Requirements: Count every line that has the word "NARIZ" in it; give no more than the number.

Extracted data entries
========================================================================

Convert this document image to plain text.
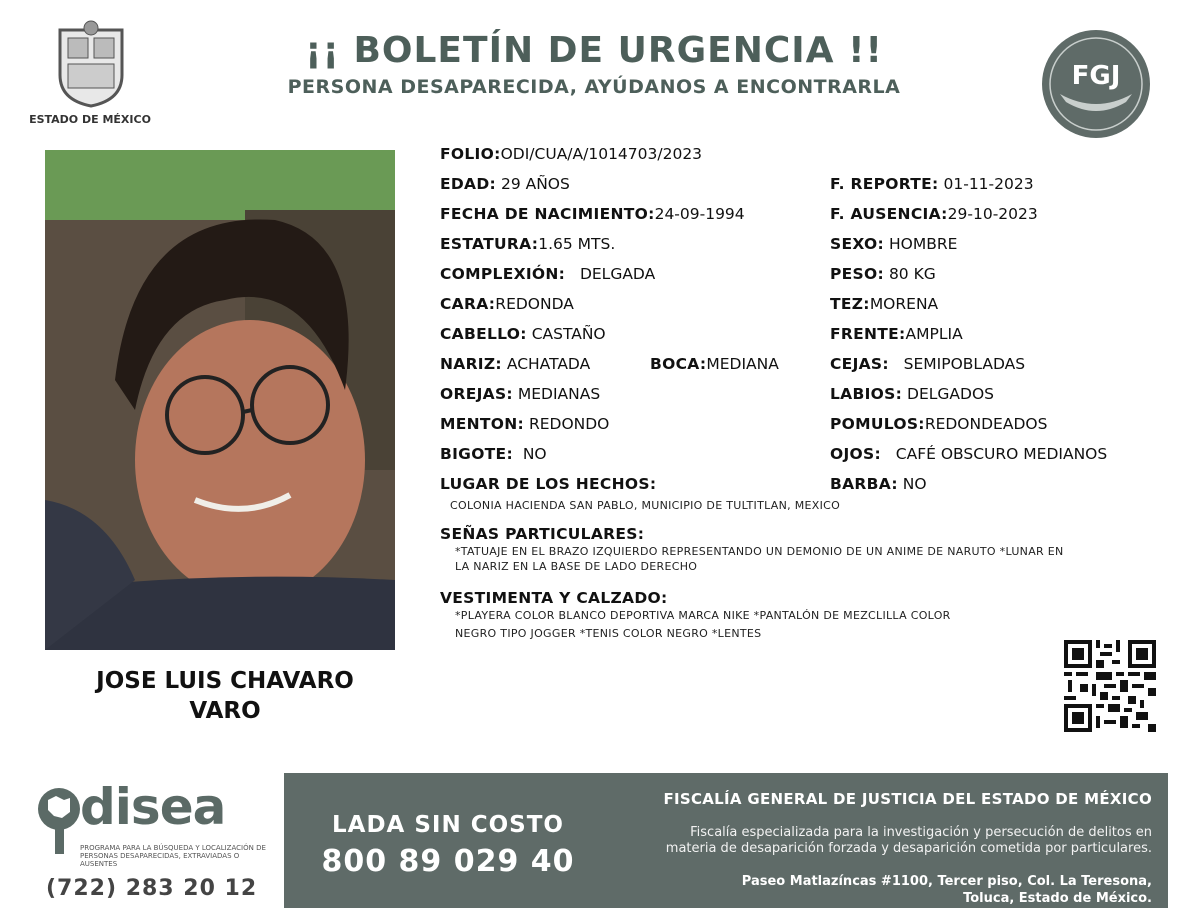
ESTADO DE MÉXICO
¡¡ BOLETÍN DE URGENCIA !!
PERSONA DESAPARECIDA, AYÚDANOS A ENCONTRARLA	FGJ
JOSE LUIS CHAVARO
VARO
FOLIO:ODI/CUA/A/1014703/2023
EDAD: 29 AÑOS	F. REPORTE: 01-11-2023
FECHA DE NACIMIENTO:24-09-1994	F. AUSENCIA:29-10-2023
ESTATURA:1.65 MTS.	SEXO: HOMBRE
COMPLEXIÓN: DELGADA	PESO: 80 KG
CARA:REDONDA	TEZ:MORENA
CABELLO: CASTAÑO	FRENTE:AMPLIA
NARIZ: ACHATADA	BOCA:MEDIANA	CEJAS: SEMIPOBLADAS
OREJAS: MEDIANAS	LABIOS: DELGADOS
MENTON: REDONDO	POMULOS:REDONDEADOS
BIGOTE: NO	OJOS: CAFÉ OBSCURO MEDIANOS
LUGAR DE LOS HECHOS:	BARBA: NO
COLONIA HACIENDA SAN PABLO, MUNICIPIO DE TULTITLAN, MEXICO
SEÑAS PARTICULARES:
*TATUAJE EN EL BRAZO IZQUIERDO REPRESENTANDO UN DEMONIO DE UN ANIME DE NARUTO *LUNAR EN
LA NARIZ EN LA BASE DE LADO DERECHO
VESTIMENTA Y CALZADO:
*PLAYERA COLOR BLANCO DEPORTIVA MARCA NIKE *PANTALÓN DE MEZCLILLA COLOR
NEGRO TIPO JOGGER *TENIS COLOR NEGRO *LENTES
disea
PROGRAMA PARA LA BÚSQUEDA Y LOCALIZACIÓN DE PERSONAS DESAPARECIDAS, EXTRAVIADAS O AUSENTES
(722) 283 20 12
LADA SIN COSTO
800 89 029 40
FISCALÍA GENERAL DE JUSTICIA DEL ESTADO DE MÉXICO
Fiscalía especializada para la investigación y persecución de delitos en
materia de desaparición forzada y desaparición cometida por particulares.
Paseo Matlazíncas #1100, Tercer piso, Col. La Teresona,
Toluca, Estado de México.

========================================================================

Output for this task: 2